→ What is being asked
Leave out the pictures and retype exactly the lines from the line with "What's the underlying" through the end of the listing below.

→ Exercise data
--- START ---
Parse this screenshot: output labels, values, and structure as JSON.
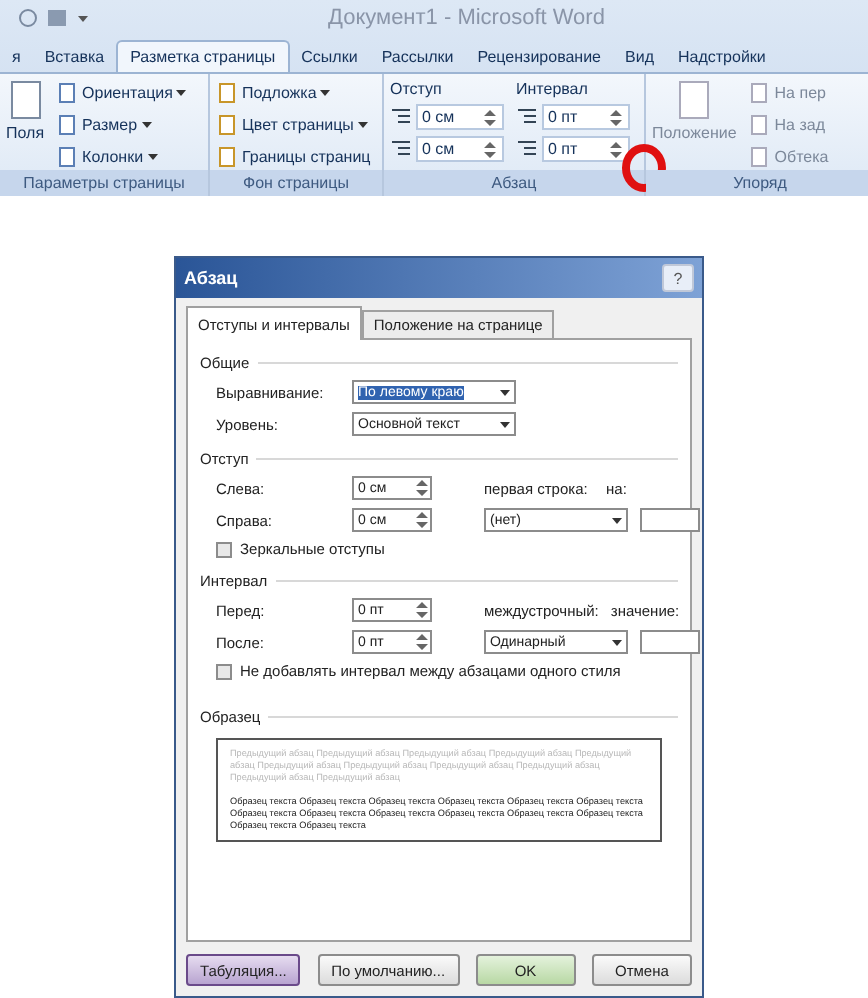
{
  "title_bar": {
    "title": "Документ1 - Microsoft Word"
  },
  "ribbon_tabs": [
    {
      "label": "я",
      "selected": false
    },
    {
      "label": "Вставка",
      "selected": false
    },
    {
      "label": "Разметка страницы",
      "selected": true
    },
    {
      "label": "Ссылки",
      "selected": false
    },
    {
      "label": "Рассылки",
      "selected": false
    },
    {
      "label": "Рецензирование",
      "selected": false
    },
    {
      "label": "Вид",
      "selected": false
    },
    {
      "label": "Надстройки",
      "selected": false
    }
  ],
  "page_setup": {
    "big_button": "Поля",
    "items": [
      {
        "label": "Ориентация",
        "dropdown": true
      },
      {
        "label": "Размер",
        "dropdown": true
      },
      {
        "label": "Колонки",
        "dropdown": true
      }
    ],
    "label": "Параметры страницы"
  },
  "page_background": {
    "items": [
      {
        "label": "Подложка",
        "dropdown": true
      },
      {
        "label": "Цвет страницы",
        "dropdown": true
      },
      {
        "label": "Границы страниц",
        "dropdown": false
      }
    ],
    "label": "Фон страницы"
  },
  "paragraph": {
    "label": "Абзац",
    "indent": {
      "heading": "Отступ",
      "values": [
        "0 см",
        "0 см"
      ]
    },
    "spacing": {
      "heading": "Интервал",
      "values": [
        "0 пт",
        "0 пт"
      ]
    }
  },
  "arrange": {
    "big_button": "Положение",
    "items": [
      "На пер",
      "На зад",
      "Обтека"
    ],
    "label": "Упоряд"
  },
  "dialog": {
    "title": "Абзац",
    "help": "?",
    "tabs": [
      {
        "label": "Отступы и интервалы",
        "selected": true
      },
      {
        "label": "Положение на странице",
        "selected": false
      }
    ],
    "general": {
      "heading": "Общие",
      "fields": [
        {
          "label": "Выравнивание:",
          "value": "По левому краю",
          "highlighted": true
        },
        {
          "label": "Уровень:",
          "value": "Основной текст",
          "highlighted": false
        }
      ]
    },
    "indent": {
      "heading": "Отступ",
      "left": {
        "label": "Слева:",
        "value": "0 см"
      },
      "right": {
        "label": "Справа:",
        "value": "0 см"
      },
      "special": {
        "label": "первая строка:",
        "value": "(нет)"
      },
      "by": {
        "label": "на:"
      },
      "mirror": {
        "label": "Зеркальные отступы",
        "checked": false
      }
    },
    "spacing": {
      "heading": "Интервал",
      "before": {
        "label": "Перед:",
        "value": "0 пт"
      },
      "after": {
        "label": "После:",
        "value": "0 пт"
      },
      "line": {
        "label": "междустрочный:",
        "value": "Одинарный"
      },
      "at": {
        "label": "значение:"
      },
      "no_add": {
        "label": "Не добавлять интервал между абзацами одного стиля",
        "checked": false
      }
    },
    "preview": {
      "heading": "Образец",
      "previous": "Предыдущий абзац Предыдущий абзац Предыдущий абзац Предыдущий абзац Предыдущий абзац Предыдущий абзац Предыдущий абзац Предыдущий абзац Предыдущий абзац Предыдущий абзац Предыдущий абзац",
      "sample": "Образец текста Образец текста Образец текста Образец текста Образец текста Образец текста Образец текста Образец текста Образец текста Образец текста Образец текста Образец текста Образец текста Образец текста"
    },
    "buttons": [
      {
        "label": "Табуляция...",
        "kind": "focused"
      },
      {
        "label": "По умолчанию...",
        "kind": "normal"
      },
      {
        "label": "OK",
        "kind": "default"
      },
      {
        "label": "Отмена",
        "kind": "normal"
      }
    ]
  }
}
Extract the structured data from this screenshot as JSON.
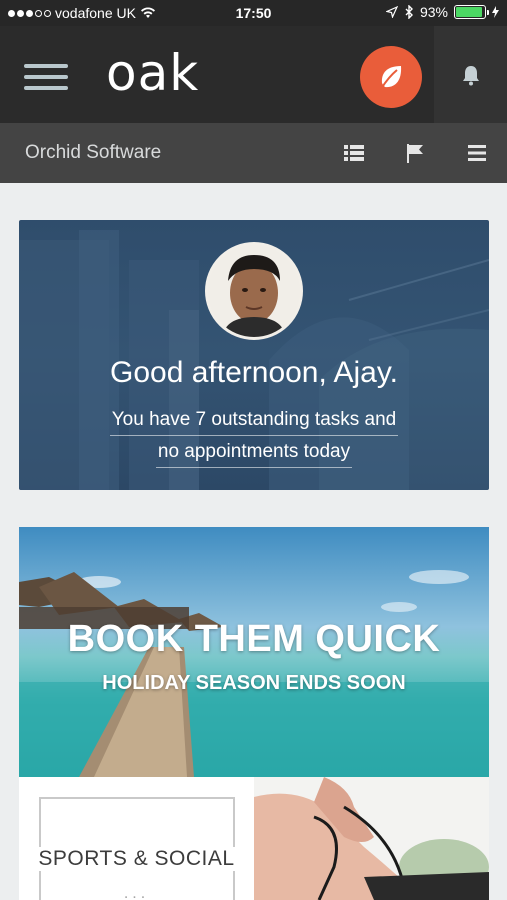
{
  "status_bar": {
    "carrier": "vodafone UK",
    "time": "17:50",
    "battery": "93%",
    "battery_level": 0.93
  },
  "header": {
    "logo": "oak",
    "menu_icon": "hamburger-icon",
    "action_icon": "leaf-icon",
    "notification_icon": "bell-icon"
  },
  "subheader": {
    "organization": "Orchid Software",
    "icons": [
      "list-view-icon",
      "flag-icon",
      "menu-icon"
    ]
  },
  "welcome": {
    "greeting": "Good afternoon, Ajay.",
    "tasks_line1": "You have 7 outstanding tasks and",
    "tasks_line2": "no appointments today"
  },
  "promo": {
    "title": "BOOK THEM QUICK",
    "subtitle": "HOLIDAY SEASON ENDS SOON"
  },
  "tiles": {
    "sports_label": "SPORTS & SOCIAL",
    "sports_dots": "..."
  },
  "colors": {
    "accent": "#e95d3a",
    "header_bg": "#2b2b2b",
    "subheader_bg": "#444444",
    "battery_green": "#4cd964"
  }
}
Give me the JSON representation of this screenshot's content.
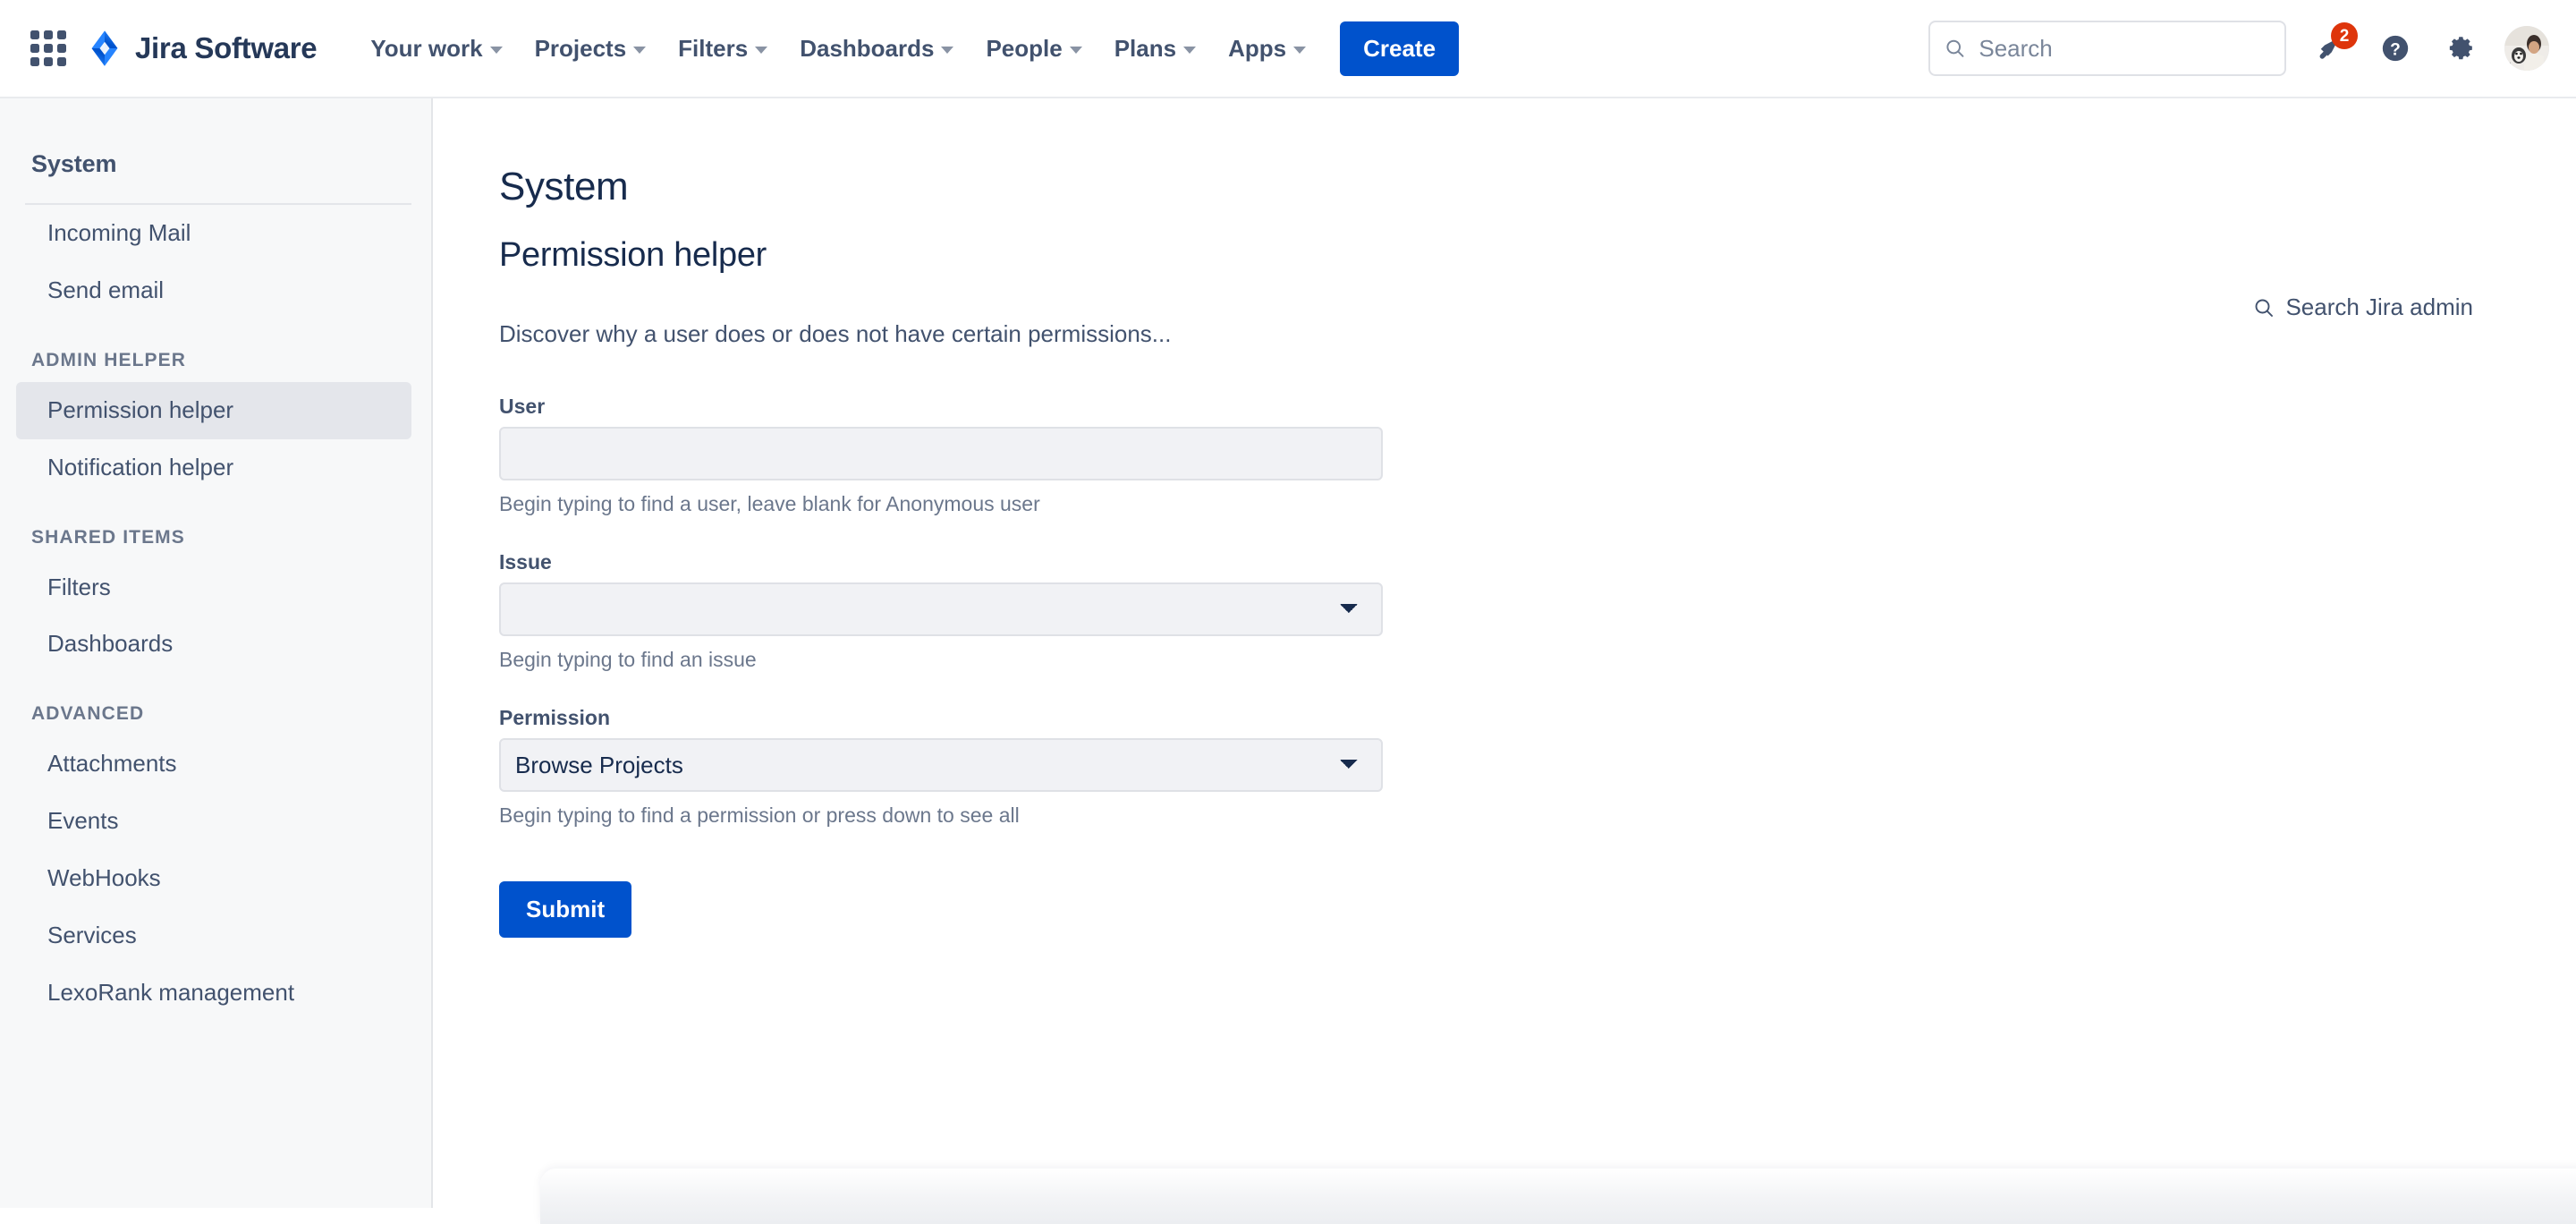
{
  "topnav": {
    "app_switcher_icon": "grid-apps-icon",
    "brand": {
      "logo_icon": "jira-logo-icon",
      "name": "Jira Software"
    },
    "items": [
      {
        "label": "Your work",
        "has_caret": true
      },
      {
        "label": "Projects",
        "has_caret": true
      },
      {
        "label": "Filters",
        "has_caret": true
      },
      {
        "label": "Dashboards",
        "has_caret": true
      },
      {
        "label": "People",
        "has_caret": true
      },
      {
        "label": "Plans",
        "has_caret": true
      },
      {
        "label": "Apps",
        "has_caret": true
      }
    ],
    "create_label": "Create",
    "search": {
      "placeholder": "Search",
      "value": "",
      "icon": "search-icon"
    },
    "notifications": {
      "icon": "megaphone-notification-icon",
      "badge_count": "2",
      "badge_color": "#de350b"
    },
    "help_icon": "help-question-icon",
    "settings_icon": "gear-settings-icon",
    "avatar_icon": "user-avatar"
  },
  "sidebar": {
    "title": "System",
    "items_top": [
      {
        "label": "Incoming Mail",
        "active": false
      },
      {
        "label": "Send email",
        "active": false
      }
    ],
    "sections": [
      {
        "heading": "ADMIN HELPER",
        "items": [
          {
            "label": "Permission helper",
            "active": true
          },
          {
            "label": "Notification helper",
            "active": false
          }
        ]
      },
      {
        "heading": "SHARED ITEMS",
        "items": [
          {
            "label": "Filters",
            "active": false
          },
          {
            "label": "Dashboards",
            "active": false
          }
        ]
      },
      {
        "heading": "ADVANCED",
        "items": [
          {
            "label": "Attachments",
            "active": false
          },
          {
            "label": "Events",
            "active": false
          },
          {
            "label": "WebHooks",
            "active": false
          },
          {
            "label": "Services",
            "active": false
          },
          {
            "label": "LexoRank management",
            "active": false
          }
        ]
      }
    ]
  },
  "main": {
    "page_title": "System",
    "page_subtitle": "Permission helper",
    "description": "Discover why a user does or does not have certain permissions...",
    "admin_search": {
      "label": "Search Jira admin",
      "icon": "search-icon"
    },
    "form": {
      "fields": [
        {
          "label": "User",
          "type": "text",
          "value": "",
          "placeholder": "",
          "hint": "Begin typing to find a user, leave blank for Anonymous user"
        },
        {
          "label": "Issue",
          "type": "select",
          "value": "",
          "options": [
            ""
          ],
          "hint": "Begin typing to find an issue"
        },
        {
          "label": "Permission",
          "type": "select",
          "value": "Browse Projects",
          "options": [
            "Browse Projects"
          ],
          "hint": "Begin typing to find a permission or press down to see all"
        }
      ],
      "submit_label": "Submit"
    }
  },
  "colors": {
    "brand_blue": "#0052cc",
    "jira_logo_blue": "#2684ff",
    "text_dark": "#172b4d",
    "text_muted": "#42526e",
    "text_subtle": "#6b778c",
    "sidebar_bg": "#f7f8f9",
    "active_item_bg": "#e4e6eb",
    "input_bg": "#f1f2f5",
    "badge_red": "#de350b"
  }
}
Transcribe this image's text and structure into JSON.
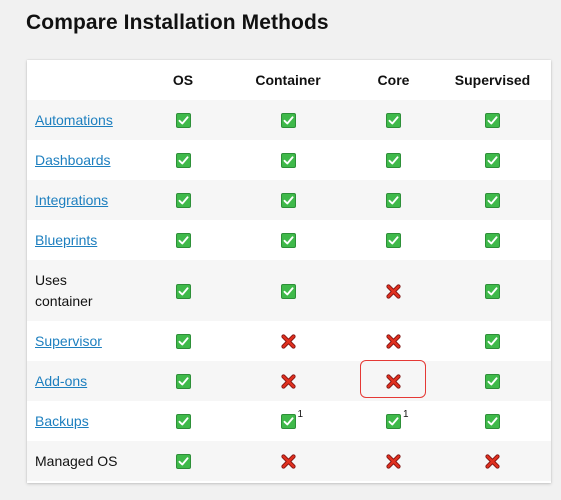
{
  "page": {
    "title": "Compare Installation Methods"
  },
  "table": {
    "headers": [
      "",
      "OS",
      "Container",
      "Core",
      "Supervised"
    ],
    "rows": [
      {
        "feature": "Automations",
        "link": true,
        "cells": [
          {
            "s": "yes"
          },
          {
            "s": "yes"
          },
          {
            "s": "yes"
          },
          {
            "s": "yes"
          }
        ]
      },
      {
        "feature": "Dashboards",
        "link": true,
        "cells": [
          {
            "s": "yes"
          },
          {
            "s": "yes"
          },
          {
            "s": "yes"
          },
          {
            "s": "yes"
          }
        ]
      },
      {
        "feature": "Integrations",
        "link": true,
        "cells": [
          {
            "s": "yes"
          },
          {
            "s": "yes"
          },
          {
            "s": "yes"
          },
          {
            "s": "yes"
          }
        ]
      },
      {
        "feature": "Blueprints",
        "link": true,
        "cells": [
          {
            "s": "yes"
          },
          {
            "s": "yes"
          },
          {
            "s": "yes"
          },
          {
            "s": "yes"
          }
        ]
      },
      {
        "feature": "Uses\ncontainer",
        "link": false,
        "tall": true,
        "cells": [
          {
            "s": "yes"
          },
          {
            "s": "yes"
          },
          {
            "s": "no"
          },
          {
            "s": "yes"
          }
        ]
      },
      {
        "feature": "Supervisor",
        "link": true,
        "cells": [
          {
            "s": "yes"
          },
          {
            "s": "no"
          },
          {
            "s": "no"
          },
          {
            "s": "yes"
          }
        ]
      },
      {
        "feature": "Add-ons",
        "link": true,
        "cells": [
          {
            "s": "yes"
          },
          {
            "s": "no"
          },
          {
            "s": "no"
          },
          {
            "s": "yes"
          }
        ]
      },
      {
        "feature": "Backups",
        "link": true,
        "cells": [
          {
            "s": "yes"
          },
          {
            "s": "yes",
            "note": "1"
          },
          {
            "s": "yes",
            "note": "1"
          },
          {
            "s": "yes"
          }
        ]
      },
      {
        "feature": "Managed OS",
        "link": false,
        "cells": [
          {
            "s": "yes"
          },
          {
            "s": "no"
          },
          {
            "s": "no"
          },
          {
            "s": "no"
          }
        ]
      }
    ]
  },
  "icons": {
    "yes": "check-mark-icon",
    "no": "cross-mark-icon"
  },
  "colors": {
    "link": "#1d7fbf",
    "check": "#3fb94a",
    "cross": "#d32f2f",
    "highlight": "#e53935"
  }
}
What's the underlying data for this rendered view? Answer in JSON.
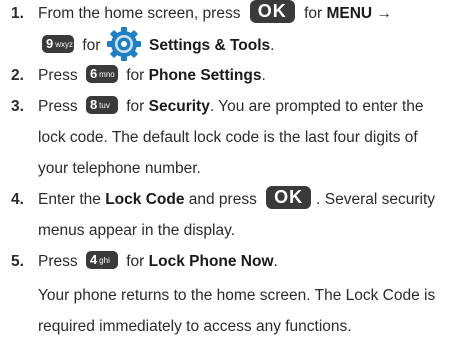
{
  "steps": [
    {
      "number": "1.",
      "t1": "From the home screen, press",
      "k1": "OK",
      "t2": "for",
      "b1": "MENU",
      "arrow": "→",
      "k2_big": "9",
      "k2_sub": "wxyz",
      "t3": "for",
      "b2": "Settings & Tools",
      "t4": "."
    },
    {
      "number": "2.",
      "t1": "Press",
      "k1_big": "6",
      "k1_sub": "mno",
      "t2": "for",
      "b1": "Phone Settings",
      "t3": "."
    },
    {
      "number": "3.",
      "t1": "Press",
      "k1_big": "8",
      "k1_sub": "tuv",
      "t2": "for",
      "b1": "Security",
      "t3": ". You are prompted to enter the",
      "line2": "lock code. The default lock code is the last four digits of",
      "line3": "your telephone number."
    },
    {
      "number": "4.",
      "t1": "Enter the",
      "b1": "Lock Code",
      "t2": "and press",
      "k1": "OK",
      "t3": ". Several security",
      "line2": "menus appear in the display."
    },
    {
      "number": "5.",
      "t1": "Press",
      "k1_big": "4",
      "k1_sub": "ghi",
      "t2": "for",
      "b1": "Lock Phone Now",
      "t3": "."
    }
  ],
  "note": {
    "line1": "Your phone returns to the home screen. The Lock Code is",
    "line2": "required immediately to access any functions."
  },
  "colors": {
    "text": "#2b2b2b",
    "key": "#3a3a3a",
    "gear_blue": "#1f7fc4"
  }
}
--- END ---
→ Expected output
What's the underlying data for this rendered view? Answer in JSON.
{
  "steps": [
    {
      "number": "1.",
      "t1": "From the home screen, press",
      "k1": "OK",
      "t2": "for",
      "b1": "MENU",
      "arrow": "→",
      "k2_big": "9",
      "k2_sub": "wxyz",
      "t3": "for",
      "b2": "Settings & Tools",
      "t4": "."
    },
    {
      "number": "2.",
      "t1": "Press",
      "k1_big": "6",
      "k1_sub": "mno",
      "t2": "for",
      "b1": "Phone Settings",
      "t3": "."
    },
    {
      "number": "3.",
      "t1": "Press",
      "k1_big": "8",
      "k1_sub": "tuv",
      "t2": "for",
      "b1": "Security",
      "t3": ". You are prompted to enter the",
      "line2": "lock code. The default lock code is the last four digits of",
      "line3": "your telephone number."
    },
    {
      "number": "4.",
      "t1": "Enter the",
      "b1": "Lock Code",
      "t2": "and press",
      "k1": "OK",
      "t3": ". Several security",
      "line2": "menus appear in the display."
    },
    {
      "number": "5.",
      "t1": "Press",
      "k1_big": "4",
      "k1_sub": "ghi",
      "t2": "for",
      "b1": "Lock Phone Now",
      "t3": "."
    }
  ],
  "note": {
    "line1": "Your phone returns to the home screen. The Lock Code is",
    "line2": "required immediately to access any functions."
  },
  "colors": {
    "text": "#2b2b2b",
    "key": "#3a3a3a",
    "gear_blue": "#1f7fc4"
  }
}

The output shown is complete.